— START OF PAGE EXCERPT —

For me, being an entrepreneur is synonymous with being a leader. To be a success in business, you have to be able to lead not only your employees, but become a key figure in your industry. Mastering the qualities of a leader is a sharp learning curve, whether you’re running a small business or are the CEO of a large corporation. Over the last 10+ years building a global company as the co-founder and CEO of finder.com, I’ve discovered that these qualities aren’t always instinctive. It takes time, self-awareness and hard work to develop them. Poor leadership can have a negative impact on your employees and, through them, your entire business model. But it’s never too late; identifying and understanding your weaknesses is the first step towards improvement.

— END OF PAGE EXCERPT —
— START OF WORKING DATA —

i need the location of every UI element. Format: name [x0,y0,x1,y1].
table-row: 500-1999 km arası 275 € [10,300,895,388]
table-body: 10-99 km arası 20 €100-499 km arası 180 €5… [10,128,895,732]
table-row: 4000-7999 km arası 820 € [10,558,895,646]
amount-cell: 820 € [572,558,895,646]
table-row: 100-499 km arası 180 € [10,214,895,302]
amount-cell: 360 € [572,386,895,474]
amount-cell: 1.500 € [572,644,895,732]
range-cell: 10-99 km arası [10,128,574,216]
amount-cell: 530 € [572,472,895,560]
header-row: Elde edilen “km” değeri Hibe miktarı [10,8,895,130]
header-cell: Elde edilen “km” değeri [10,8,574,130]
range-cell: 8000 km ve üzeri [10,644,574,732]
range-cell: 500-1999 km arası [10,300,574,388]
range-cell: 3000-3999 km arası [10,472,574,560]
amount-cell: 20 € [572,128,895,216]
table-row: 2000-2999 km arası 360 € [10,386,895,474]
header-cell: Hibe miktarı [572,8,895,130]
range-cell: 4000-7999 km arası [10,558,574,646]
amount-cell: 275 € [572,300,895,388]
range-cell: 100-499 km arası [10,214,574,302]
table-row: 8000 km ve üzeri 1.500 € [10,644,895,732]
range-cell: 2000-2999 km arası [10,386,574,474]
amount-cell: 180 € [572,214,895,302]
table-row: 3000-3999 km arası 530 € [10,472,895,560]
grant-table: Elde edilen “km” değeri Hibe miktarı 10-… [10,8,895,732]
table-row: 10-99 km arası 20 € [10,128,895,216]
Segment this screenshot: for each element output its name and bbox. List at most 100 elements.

— END OF WORKING DATA —
— START OF WORKING DATA —

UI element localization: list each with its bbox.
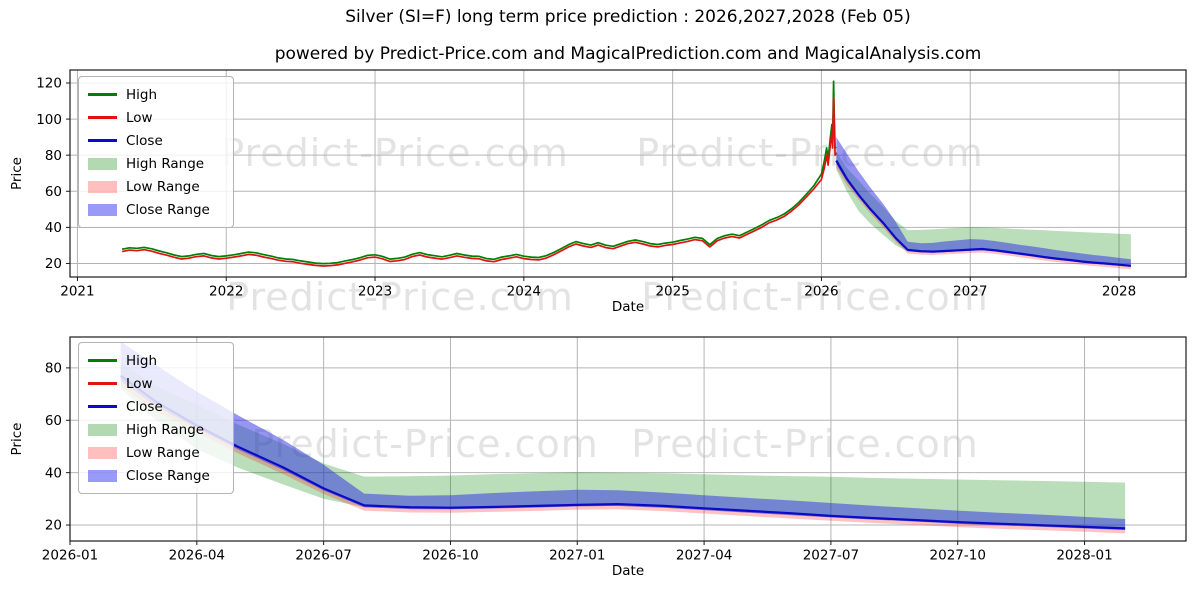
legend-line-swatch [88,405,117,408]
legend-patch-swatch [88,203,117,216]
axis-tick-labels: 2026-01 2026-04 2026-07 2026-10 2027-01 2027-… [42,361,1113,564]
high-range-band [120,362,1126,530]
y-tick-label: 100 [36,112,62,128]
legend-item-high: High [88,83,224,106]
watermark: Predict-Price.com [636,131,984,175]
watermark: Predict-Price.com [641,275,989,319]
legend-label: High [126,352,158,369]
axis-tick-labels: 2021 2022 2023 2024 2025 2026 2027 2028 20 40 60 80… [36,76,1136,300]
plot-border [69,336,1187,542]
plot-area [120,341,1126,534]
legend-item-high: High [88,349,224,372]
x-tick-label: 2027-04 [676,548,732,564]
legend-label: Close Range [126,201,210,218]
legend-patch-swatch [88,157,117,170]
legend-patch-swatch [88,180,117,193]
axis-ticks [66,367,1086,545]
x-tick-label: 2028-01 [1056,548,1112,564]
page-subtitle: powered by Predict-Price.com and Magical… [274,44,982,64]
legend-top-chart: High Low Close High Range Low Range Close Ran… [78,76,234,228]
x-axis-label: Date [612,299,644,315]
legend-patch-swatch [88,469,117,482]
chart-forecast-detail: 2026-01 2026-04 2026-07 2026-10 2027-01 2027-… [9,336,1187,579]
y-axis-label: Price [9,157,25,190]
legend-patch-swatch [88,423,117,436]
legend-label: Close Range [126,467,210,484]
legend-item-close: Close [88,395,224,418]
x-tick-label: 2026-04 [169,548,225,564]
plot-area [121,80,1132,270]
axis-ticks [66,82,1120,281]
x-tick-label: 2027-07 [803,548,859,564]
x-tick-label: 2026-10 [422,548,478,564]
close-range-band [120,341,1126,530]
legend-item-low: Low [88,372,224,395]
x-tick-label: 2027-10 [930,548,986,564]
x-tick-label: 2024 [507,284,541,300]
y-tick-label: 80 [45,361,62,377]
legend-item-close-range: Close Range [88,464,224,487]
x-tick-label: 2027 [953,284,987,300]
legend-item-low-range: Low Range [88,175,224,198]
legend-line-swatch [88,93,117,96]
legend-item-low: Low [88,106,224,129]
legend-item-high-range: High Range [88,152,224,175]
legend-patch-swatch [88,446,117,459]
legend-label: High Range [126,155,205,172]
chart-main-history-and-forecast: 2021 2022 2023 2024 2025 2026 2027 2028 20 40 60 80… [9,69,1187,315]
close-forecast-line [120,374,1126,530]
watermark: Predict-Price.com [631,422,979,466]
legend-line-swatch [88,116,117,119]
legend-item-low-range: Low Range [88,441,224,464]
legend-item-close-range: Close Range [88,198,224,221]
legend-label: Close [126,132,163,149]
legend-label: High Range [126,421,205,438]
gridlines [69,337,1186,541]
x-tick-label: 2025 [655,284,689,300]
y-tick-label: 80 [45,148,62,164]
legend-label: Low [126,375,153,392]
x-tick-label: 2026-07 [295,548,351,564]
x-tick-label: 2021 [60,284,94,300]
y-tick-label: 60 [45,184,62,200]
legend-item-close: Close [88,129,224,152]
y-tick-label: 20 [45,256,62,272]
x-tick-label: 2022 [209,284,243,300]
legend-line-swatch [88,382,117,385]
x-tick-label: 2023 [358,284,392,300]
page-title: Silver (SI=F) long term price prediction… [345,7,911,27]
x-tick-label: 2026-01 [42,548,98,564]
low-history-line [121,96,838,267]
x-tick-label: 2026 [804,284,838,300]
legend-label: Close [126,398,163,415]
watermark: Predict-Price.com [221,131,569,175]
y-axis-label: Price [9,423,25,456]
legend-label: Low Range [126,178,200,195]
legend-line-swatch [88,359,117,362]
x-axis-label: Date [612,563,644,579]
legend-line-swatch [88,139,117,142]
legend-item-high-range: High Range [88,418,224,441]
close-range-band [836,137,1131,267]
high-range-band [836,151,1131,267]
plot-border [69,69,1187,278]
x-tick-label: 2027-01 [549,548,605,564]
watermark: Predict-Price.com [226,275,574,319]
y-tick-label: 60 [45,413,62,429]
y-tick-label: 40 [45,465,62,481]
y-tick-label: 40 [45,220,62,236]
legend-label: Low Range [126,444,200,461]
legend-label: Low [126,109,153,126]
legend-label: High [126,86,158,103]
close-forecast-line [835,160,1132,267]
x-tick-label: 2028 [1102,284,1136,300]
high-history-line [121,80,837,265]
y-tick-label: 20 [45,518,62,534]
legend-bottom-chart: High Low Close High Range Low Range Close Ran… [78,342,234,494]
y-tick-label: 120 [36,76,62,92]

— END OF WORKING DATA —
— START OF WORKING DATA —

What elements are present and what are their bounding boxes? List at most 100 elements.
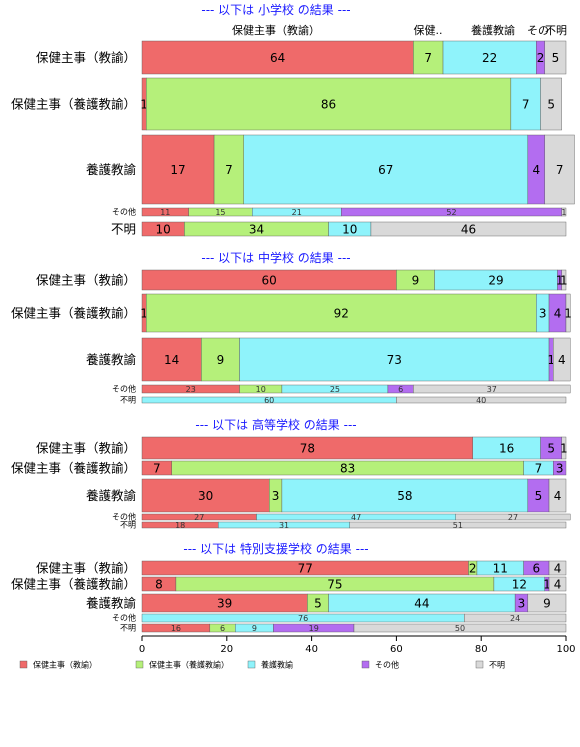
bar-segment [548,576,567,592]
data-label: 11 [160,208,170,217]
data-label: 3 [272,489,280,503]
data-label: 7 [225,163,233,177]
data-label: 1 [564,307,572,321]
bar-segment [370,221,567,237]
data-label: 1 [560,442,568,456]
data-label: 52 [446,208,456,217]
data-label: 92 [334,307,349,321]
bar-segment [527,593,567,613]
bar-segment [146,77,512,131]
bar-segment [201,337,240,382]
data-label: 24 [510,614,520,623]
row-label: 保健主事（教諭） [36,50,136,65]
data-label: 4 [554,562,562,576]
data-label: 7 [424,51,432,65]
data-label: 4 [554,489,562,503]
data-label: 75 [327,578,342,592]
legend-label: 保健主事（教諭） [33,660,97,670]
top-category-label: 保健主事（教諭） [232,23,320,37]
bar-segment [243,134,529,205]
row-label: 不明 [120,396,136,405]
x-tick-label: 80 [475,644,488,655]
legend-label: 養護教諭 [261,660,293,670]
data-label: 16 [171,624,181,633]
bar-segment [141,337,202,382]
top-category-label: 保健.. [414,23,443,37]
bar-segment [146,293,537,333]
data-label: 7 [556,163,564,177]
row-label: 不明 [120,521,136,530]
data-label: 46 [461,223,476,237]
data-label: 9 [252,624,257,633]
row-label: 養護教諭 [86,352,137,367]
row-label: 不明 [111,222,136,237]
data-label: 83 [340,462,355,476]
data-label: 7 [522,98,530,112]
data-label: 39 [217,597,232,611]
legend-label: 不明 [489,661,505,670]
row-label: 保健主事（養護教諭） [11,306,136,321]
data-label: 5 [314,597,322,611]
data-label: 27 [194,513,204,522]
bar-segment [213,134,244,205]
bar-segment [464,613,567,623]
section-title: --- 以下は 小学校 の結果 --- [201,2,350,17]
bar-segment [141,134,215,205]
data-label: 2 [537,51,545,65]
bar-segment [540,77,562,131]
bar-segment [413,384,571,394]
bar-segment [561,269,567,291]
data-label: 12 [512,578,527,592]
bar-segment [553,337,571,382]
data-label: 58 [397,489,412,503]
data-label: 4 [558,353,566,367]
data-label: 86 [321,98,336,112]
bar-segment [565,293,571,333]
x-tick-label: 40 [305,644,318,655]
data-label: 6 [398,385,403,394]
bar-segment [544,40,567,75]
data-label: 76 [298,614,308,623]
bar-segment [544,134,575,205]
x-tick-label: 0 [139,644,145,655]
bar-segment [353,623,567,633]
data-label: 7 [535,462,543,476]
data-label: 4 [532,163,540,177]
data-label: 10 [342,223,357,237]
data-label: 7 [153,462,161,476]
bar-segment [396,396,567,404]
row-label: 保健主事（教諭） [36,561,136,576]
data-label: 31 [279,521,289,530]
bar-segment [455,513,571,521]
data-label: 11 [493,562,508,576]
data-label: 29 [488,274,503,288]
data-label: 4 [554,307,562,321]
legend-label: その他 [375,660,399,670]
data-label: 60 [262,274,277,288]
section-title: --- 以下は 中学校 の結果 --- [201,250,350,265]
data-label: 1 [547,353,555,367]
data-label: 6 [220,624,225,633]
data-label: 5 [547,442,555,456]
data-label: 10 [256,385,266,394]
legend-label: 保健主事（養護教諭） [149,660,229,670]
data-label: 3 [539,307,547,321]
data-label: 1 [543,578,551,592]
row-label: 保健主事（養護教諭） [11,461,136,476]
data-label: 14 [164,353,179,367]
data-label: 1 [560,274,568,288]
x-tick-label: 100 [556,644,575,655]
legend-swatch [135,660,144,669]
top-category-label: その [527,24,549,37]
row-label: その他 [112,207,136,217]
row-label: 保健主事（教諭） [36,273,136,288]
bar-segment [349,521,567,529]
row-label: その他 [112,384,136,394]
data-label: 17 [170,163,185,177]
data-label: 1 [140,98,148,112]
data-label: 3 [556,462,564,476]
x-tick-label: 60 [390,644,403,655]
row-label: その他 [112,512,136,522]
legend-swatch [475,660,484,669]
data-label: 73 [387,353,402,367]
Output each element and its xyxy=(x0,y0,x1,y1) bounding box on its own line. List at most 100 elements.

— END OF WORKING DATA —

TO-DO LIST:
1. Reproduce the passage on entrepreneurs and leadership word for word, from its first sentence to its last.
2. Copy the lines of the records from the line that contains "legend-line-swatch [88,405,117,408]" up to and including the line that contains "legend-label: High [126,352,158,369]", and nothing else.

SOLUTIONS BELOW:
1.
For me, being an entrepreneur is synonymous with being a leader. To be a success in business, you have to be able to lead not only your employees, but become a key figure in your industry. Mastering the qualities of a leader is a sharp learning curve, whether you’re running a small business or are the CEO of a large corporation. Over the last 10+ years building a global company as the co-founder and CEO of finder.com, I’ve discovered that these qualities aren’t always instinctive. It takes time, self-awareness and hard work to develop them. Poor leadership can have a negative impact on your employees and, through them, your entire business model. But it’s never too late; identifying and understanding your weaknesses is the first step towards improvement.

2.
legend-line-swatch [88,405,117,408]
legend-patch-swatch [88,203,117,216]
axis-tick-labels: 2026-01 2026-04 2026-07 2026-10 2027-01 2027-… [42,361,1113,564]
high-range-band [120,362,1126,530]
y-tick-label: 100 [36,112,62,128]
legend-item-high: High [88,83,224,106]
watermark: Predict-Price.com [636,131,984,175]
watermark: Predict-Price.com [641,275,989,319]
legend-label: High [126,352,158,369]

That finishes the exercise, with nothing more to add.